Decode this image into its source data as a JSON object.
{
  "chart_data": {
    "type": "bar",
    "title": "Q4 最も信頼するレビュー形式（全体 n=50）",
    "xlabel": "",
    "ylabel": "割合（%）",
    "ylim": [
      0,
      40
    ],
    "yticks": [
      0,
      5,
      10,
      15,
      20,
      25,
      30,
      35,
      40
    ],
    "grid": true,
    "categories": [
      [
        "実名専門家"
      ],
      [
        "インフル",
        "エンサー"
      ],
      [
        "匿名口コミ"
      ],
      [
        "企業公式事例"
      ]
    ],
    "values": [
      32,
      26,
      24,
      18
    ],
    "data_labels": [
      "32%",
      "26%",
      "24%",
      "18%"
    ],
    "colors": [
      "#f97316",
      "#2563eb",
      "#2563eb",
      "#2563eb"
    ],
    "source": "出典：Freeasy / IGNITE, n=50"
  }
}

==============================

Exercise details: Extract every entry in the listing word for word.

Written response:
Decode this image into its source data as a JSON object.
{
  "chart_data": {
    "type": "bar",
    "title": "Q4 最も信頼するレビュー形式（全体 n=50）",
    "xlabel": "",
    "ylabel": "割合（%）",
    "ylim": [
      0,
      40
    ],
    "yticks": [
      0,
      5,
      10,
      15,
      20,
      25,
      30,
      35,
      40
    ],
    "grid": true,
    "categories": [
      [
        "実名専門家"
      ],
      [
        "インフル",
        "エンサー"
      ],
      [
        "匿名口コミ"
      ],
      [
        "企業公式事例"
      ]
    ],
    "values": [
      32,
      26,
      24,
      18
    ],
    "data_labels": [
      "32%",
      "26%",
      "24%",
      "18%"
    ],
    "colors": [
      "#f97316",
      "#2563eb",
      "#2563eb",
      "#2563eb"
    ],
    "source": "出典：Freeasy / IGNITE, n=50"
  }
}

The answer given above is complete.